Requirement: Copy all lines below containing "支付时间与金额".

Working data:
* * * * * * *

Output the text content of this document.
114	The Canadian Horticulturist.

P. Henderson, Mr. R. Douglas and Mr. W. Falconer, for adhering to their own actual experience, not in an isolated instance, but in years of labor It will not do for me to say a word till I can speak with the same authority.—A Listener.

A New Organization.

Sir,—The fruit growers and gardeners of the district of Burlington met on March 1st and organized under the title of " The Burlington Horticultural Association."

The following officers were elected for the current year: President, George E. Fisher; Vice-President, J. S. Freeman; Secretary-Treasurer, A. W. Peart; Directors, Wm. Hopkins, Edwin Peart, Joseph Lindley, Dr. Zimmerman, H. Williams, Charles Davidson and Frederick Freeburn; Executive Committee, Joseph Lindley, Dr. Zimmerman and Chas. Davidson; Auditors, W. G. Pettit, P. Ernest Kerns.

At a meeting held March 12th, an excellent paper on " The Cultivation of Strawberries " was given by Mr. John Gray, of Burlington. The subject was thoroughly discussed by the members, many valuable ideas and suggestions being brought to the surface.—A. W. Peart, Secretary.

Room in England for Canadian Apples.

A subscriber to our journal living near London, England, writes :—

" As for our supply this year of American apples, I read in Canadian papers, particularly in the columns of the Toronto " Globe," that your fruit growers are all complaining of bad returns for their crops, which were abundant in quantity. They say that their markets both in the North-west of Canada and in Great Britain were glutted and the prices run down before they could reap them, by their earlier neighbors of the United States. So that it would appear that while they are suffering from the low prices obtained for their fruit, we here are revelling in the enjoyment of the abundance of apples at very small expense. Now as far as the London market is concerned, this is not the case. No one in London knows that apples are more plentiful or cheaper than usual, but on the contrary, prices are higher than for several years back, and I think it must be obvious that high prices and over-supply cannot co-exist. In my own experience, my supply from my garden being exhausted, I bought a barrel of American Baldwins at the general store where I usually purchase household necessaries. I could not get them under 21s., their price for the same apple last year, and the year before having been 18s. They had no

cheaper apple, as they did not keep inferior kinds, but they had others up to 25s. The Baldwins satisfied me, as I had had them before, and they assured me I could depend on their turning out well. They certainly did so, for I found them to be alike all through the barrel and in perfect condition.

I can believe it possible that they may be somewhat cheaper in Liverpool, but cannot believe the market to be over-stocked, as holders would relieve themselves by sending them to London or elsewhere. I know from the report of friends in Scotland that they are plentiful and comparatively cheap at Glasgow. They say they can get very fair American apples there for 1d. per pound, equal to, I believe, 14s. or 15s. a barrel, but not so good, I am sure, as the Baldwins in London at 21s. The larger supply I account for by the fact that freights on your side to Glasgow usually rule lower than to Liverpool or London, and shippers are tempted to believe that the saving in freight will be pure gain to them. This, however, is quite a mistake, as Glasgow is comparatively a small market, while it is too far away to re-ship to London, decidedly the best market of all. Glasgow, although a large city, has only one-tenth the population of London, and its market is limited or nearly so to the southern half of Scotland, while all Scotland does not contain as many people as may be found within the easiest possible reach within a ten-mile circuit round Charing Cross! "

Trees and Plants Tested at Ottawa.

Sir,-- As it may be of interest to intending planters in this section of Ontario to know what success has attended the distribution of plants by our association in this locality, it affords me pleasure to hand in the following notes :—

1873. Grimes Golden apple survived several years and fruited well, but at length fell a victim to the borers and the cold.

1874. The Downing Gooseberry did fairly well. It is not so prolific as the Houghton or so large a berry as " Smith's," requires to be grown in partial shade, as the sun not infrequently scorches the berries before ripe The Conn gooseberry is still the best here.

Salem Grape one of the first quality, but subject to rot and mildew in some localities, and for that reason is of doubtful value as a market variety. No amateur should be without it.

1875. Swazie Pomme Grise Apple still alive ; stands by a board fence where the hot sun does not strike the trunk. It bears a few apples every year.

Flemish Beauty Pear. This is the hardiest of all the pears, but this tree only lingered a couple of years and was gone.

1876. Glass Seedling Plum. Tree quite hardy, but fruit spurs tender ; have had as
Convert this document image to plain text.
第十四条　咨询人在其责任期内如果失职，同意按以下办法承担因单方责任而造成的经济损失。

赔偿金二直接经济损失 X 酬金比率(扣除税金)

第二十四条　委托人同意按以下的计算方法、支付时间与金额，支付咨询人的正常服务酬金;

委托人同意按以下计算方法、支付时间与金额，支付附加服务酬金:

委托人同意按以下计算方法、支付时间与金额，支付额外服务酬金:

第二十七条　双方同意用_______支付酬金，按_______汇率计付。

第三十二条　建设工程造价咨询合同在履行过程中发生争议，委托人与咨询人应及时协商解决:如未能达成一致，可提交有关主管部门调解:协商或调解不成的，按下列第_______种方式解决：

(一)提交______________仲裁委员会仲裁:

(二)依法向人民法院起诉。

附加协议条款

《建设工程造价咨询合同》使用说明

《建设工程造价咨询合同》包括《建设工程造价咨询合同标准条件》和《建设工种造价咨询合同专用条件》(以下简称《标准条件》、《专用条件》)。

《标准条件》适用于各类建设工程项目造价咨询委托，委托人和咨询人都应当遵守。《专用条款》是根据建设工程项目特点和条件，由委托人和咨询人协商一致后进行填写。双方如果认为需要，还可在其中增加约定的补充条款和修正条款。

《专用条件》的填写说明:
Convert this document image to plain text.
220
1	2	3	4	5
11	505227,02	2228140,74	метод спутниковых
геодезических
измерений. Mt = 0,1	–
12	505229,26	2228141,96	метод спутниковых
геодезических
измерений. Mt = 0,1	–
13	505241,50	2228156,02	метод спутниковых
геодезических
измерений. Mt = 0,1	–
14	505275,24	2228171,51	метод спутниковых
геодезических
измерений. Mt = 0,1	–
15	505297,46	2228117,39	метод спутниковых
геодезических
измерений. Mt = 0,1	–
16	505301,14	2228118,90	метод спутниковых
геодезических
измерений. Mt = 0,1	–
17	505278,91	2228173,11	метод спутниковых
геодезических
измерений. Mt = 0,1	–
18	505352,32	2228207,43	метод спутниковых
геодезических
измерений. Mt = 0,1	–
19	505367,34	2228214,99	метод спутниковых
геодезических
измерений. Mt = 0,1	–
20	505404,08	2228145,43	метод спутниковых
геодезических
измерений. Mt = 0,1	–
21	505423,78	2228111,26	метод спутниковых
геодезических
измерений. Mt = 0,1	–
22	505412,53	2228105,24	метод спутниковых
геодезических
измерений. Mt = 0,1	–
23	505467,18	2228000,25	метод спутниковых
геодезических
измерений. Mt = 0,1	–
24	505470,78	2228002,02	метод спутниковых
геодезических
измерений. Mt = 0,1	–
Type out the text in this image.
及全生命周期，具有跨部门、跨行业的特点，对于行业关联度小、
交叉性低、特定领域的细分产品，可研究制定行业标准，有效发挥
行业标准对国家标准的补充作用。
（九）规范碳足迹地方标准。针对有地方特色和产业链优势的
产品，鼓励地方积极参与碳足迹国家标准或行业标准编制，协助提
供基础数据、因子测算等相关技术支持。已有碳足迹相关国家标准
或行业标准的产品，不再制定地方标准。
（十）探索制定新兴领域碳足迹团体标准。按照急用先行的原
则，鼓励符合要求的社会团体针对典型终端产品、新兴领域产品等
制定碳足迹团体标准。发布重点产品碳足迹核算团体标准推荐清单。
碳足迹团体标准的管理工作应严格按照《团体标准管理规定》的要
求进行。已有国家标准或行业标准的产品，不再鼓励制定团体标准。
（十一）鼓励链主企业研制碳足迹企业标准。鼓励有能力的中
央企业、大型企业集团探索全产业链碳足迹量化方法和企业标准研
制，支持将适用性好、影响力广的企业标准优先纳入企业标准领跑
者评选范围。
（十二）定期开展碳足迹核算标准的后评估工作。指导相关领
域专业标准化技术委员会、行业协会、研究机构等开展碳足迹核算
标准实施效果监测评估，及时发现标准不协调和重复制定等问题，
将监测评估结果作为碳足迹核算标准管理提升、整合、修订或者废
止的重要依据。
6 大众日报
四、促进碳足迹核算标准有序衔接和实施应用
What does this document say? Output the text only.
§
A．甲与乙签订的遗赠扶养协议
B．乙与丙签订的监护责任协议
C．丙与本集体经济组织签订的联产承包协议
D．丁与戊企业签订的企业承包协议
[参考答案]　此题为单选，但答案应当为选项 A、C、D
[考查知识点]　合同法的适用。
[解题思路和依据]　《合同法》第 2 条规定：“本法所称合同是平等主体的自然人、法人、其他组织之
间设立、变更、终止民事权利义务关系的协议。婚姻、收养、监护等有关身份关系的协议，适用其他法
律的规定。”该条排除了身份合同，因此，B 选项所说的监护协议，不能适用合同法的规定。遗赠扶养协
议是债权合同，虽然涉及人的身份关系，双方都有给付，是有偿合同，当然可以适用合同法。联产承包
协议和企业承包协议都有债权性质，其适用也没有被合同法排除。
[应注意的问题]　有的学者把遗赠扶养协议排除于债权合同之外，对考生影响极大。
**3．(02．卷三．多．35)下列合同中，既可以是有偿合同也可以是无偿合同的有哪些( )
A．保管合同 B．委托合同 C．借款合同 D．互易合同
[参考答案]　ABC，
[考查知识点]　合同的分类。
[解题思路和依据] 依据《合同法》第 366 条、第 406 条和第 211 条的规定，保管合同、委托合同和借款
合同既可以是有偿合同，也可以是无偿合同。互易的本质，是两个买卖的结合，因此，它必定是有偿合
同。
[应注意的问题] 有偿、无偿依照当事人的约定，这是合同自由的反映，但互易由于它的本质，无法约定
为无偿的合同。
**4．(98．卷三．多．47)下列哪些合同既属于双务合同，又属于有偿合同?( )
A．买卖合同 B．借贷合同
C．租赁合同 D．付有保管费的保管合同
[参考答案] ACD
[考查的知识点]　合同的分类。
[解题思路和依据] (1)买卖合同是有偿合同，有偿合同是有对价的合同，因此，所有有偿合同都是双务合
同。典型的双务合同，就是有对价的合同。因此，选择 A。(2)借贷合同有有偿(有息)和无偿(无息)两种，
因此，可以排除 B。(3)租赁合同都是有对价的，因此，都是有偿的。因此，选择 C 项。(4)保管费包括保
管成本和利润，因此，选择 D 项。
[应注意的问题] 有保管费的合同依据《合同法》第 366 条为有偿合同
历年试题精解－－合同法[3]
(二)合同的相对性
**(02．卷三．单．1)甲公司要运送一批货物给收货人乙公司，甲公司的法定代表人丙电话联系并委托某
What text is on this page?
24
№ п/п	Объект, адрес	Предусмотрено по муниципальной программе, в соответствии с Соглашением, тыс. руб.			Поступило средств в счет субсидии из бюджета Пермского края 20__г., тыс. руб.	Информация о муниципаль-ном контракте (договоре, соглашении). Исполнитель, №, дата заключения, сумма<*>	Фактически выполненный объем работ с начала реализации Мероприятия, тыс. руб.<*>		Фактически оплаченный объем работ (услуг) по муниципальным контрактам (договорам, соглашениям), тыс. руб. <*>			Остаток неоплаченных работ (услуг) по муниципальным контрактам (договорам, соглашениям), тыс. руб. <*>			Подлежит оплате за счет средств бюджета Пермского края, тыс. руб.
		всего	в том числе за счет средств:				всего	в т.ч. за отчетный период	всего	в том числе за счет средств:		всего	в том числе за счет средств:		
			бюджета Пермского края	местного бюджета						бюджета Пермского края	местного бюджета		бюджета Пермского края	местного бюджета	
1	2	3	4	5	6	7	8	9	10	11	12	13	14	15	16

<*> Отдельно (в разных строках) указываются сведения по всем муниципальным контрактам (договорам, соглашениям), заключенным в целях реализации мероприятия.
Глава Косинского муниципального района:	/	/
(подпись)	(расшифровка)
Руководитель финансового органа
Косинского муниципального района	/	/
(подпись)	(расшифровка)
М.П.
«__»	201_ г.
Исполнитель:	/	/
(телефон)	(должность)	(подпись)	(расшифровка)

* * * * * * *

Problem solution:
第二十四条　委托人同意按以下的计算方法、支付时间与金额，支付咨询人的正常服务酬金;
委托人同意按以下计算方法、支付时间与金额，支付附加服务酬金:
委托人同意按以下计算方法、支付时间与金额，支付额外服务酬金:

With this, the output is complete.